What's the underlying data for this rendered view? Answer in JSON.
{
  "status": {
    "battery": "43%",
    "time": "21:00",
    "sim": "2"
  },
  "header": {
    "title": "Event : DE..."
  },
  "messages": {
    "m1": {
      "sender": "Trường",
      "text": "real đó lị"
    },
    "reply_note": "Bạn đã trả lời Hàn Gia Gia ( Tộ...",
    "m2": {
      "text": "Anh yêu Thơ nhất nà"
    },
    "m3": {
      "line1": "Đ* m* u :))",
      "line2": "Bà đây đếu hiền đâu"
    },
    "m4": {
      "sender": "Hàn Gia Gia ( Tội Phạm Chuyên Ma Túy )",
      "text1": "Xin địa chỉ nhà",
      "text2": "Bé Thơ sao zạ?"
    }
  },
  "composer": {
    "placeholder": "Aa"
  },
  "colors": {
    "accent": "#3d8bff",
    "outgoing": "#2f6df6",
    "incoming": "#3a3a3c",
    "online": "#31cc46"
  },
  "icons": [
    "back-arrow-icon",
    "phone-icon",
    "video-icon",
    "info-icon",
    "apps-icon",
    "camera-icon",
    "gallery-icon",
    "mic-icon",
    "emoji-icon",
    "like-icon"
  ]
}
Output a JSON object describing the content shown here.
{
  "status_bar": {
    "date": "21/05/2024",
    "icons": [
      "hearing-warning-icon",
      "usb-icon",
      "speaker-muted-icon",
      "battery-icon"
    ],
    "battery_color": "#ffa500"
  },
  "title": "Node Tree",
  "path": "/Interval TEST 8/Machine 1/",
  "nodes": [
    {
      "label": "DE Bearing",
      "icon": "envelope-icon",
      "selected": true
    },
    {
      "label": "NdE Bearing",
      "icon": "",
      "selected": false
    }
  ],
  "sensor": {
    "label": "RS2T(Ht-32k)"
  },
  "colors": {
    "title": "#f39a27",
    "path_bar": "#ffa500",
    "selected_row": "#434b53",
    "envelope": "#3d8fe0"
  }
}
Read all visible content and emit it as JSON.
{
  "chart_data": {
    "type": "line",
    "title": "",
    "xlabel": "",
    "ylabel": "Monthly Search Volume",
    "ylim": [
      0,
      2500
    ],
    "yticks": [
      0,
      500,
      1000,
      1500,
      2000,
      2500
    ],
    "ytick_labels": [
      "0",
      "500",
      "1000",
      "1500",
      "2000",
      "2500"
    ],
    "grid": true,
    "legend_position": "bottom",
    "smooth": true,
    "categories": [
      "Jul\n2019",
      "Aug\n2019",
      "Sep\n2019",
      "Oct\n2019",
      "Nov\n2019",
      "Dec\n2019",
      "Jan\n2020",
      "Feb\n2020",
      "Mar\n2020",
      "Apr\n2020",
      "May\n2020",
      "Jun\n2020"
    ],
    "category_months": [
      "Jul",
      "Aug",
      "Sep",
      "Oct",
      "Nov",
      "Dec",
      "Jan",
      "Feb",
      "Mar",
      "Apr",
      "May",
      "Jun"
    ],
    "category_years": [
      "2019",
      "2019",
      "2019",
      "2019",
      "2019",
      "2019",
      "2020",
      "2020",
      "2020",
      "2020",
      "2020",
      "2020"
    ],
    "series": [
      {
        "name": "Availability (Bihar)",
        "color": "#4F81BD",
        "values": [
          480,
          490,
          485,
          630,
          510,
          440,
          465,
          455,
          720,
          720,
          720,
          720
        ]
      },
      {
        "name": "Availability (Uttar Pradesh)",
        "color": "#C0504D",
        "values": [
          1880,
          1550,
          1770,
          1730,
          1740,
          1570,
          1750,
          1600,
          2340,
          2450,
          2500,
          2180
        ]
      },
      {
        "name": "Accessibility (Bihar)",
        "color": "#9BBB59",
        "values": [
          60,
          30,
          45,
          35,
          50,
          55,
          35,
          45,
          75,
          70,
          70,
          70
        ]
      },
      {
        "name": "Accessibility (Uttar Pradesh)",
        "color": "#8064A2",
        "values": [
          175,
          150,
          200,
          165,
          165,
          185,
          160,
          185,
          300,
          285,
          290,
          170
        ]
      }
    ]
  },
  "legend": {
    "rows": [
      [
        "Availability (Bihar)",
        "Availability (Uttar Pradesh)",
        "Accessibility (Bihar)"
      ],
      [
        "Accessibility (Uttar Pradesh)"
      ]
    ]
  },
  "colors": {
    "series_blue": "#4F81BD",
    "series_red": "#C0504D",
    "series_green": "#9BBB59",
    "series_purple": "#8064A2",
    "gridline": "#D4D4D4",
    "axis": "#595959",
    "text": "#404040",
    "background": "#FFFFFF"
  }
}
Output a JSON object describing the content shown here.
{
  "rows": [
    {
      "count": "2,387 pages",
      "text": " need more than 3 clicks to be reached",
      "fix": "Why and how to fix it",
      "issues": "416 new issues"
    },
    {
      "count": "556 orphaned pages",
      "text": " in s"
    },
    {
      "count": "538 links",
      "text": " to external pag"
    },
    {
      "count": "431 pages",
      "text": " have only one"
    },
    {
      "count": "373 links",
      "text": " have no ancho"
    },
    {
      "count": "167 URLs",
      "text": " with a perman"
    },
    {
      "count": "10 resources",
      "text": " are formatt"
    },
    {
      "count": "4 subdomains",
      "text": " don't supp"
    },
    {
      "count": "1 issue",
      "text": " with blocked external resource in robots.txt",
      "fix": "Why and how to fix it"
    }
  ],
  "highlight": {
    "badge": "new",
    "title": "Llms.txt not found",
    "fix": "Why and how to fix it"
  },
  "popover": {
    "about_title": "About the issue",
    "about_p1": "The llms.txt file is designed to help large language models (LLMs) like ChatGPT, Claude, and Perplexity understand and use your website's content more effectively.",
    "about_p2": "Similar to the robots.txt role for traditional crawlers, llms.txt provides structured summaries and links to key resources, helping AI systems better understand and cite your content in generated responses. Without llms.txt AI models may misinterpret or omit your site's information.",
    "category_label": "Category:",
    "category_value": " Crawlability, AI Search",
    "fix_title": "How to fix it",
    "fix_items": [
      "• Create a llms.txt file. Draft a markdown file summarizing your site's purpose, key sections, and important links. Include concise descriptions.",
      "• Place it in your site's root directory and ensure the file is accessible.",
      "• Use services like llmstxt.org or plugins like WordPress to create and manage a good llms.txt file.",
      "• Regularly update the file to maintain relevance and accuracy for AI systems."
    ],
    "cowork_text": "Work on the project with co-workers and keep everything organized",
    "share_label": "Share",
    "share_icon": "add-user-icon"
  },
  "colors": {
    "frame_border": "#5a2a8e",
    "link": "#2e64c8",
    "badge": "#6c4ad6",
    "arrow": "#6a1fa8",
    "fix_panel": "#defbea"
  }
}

▶ **Given instruction**
Output the lines above verbatim and in full.

▶ **Written response**
What's the underlying data for this rendered view? Answer in JSON.
{
  "status": {
    "battery": "43%",
    "time": "21:00",
    "sim": "2"
  },
  "header": {
    "title": "Event : DE..."
  },
  "messages": {
    "m1": {
      "sender": "Trường",
      "text": "real đó lị"
    },
    "reply_note": "Bạn đã trả lời Hàn Gia Gia ( Tộ...",
    "m2": {
      "text": "Anh yêu Thơ nhất nà"
    },
    "m3": {
      "line1": "Đ* m* u :))",
      "line2": "Bà đây đếu hiền đâu"
    },
    "m4": {
      "sender": "Hàn Gia Gia ( Tội Phạm Chuyên Ma Túy )",
      "text1": "Xin địa chỉ nhà",
      "text2": "Bé Thơ sao zạ?"
    }
  },
  "composer": {
    "placeholder": "Aa"
  },
  "colors": {
    "accent": "#3d8bff",
    "outgoing": "#2f6df6",
    "incoming": "#3a3a3c",
    "online": "#31cc46"
  },
  "icons": [
    "back-arrow-icon",
    "phone-icon",
    "video-icon",
    "info-icon",
    "apps-icon",
    "camera-icon",
    "gallery-icon",
    "mic-icon",
    "emoji-icon",
    "like-icon"
  ]
}
Output a JSON object describing the content shown here.
{
  "status_bar": {
    "date": "21/05/2024",
    "icons": [
      "hearing-warning-icon",
      "usb-icon",
      "speaker-muted-icon",
      "battery-icon"
    ],
    "battery_color": "#ffa500"
  },
  "title": "Node Tree",
  "path": "/Interval TEST 8/Machine 1/",
  "nodes": [
    {
      "label": "DE Bearing",
      "icon": "envelope-icon",
      "selected": true
    },
    {
      "label": "NdE Bearing",
      "icon": "",
      "selected": false
    }
  ],
  "sensor": {
    "label": "RS2T(Ht-32k)"
  },
  "colors": {
    "title": "#f39a27",
    "path_bar": "#ffa500",
    "selected_row": "#434b53",
    "envelope": "#3d8fe0"
  }
}
Read all visible content and emit it as JSON.
{
  "chart_data": {
    "type": "line",
    "title": "",
    "xlabel": "",
    "ylabel": "Monthly Search Volume",
    "ylim": [
      0,
      2500
    ],
    "yticks": [
      0,
      500,
      1000,
      1500,
      2000,
      2500
    ],
    "ytick_labels": [
      "0",
      "500",
      "1000",
      "1500",
      "2000",
      "2500"
    ],
    "grid": true,
    "legend_position": "bottom",
    "smooth": true,
    "categories": [
      "Jul\n2019",
      "Aug\n2019",
      "Sep\n2019",
      "Oct\n2019",
      "Nov\n2019",
      "Dec\n2019",
      "Jan\n2020",
      "Feb\n2020",
      "Mar\n2020",
      "Apr\n2020",
      "May\n2020",
      "Jun\n2020"
    ],
    "category_months": [
      "Jul",
      "Aug",
      "Sep",
      "Oct",
      "Nov",
      "Dec",
      "Jan",
      "Feb",
      "Mar",
      "Apr",
      "May",
      "Jun"
    ],
    "category_years": [
      "2019",
      "2019",
      "2019",
      "2019",
      "2019",
      "2019",
      "2020",
      "2020",
      "2020",
      "2020",
      "2020",
      "2020"
    ],
    "series": [
      {
        "name": "Availability (Bihar)",
        "color": "#4F81BD",
        "values": [
          480,
          490,
          485,
          630,
          510,
          440,
          465,
          455,
          720,
          720,
          720,
          720
        ]
      },
      {
        "name": "Availability (Uttar Pradesh)",
        "color": "#C0504D",
        "values": [
          1880,
          1550,
          1770,
          1730,
          1740,
          1570,
          1750,
          1600,
          2340,
          2450,
          2500,
          2180
        ]
      },
      {
        "name": "Accessibility (Bihar)",
        "color": "#9BBB59",
        "values": [
          60,
          30,
          45,
          35,
          50,
          55,
          35,
          45,
          75,
          70,
          70,
          70
        ]
      },
      {
        "name": "Accessibility (Uttar Pradesh)",
        "color": "#8064A2",
        "values": [
          175,
          150,
          200,
          165,
          165,
          185,
          160,
          185,
          300,
          285,
          290,
          170
        ]
      }
    ]
  },
  "legend": {
    "rows": [
      [
        "Availability (Bihar)",
        "Availability (Uttar Pradesh)",
        "Accessibility (Bihar)"
      ],
      [
        "Accessibility (Uttar Pradesh)"
      ]
    ]
  },
  "colors": {
    "series_blue": "#4F81BD",
    "series_red": "#C0504D",
    "series_green": "#9BBB59",
    "series_purple": "#8064A2",
    "gridline": "#D4D4D4",
    "axis": "#595959",
    "text": "#404040",
    "background": "#FFFFFF"
  }
}
Output a JSON object describing the content shown here.
{
  "rows": [
    {
      "count": "2,387 pages",
      "text": " need more than 3 clicks to be reached",
      "fix": "Why and how to fix it",
      "issues": "416 new issues"
    },
    {
      "count": "556 orphaned pages",
      "text": " in s"
    },
    {
      "count": "538 links",
      "text": " to external pag"
    },
    {
      "count": "431 pages",
      "text": " have only one"
    },
    {
      "count": "373 links",
      "text": " have no ancho"
    },
    {
      "count": "167 URLs",
      "text": " with a perman"
    },
    {
      "count": "10 resources",
      "text": " are formatt"
    },
    {
      "count": "4 subdomains",
      "text": " don't supp"
    },
    {
      "count": "1 issue",
      "text": " with blocked external resource in robots.txt",
      "fix": "Why and how to fix it"
    }
  ],
  "highlight": {
    "badge": "new",
    "title": "Llms.txt not found",
    "fix": "Why and how to fix it"
  },
  "popover": {
    "about_title": "About the issue",
    "about_p1": "The llms.txt file is designed to help large language models (LLMs) like ChatGPT, Claude, and Perplexity understand and use your website's content more effectively.",
    "about_p2": "Similar to the robots.txt role for traditional crawlers, llms.txt provides structured summaries and links to key resources, helping AI systems better understand and cite your content in generated responses. Without llms.txt AI models may misinterpret or omit your site's information.",
    "category_label": "Category:",
    "category_value": " Crawlability, AI Search",
    "fix_title": "How to fix it",
    "fix_items": [
      "• Create a llms.txt file. Draft a markdown file summarizing your site's purpose, key sections, and important links. Include concise descriptions.",
      "• Place it in your site's root directory and ensure the file is accessible.",
      "• Use services like llmstxt.org or plugins like WordPress to create and manage a good llms.txt file.",
      "• Regularly update the file to maintain relevance and accuracy for AI systems."
    ],
    "cowork_text": "Work on the project with co-workers and keep everything organized",
    "share_label": "Share",
    "share_icon": "add-user-icon"
  },
  "colors": {
    "frame_border": "#5a2a8e",
    "link": "#2e64c8",
    "badge": "#6c4ad6",
    "arrow": "#6a1fa8",
    "fix_panel": "#defbea"
  }
}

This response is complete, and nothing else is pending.